PROBLEM DESCRIPTION: Each line containing the word "testFunction" should be found and copied.

SOURCE MATERIAL:
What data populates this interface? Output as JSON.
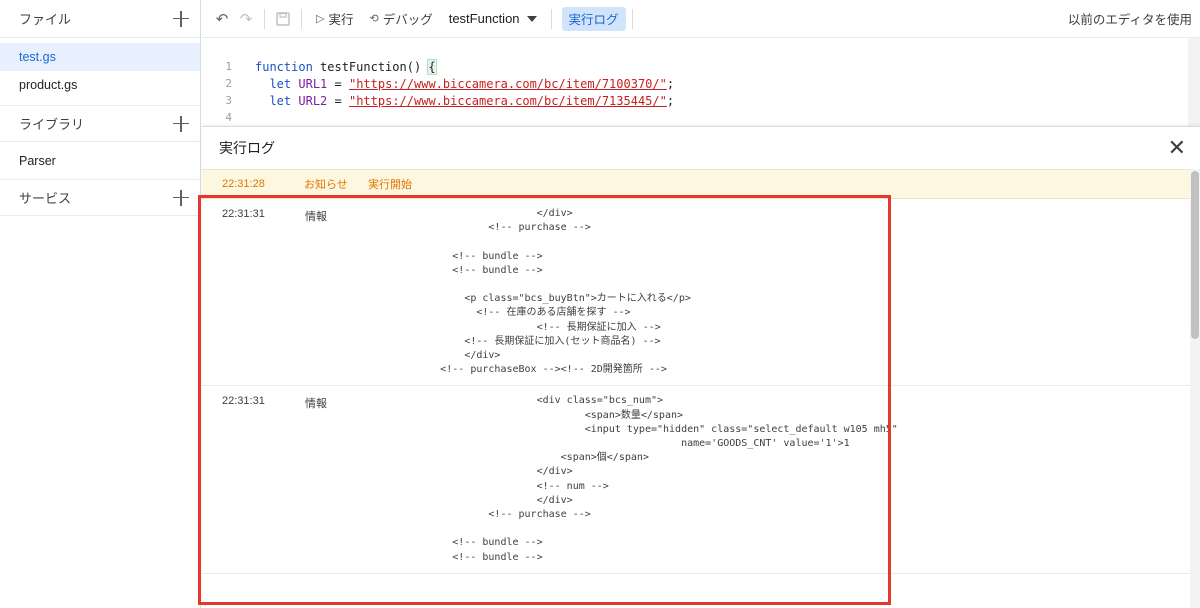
{
  "sidebar": {
    "files_title": "ファイル",
    "files": [
      {
        "label": "test.gs"
      },
      {
        "label": "product.gs"
      }
    ],
    "libraries_title": "ライブラリ",
    "libraries": [
      {
        "label": "Parser"
      }
    ],
    "services_title": "サービス"
  },
  "toolbar": {
    "undo_icon": "undo-icon",
    "redo_icon": "redo-icon",
    "save_icon": "save-icon",
    "run_label": "実行",
    "debug_label": "デバッグ",
    "function_name": "testFunction",
    "log_label": "実行ログ",
    "legacy_editor": "以前のエディタを使用"
  },
  "code": {
    "lines": [
      {
        "num": "1",
        "text": "function testFunction() {"
      },
      {
        "num": "2",
        "kw": "let",
        "name": "URL1",
        "eq": " = ",
        "str": "\"https://www.biccamera.com/bc/item/7100370/\"",
        "end": ";"
      },
      {
        "num": "3",
        "kw": "let",
        "name": "URL2",
        "eq": " = ",
        "str": "\"https://www.biccamera.com/bc/item/7135445/\"",
        "end": ";"
      },
      {
        "num": "4",
        "text": ""
      }
    ]
  },
  "log": {
    "title": "実行ログ",
    "notice": {
      "time": "22:31:28",
      "level": "お知らせ",
      "message": "実行開始"
    },
    "entries": [
      {
        "time": "22:31:31",
        "level": "情報",
        "message": "                            </div>\n                    <!-- purchase -->\n\n              <!-- bundle -->\n              <!-- bundle -->\n\n                <p class=\"bcs_buyBtn\">カートに入れる</p>\n                  <!-- 在庫のある店舗を探す -->\n                            <!-- 長期保証に加入 -->\n                <!-- 長期保証に加入(セット商品名) -->\n                </div>\n            <!-- purchaseBox --><!-- 2D開発箇所 -->"
      },
      {
        "time": "22:31:31",
        "level": "情報",
        "message": "                            <div class=\"bcs_num\">\n                                    <span>数量</span>\n                                    <input type=\"hidden\" class=\"select_default w105 mh5\"\n                                                    name='GOODS_CNT' value='1'>1\n                                <span>個</span>\n                            </div>\n                            <!-- num -->\n                            </div>\n                    <!-- purchase -->\n\n              <!-- bundle -->\n              <!-- bundle -->"
      }
    ]
  }
}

FINISHED TASK:
    "function_name": "testFunction",
        "text": "function testFunction() {"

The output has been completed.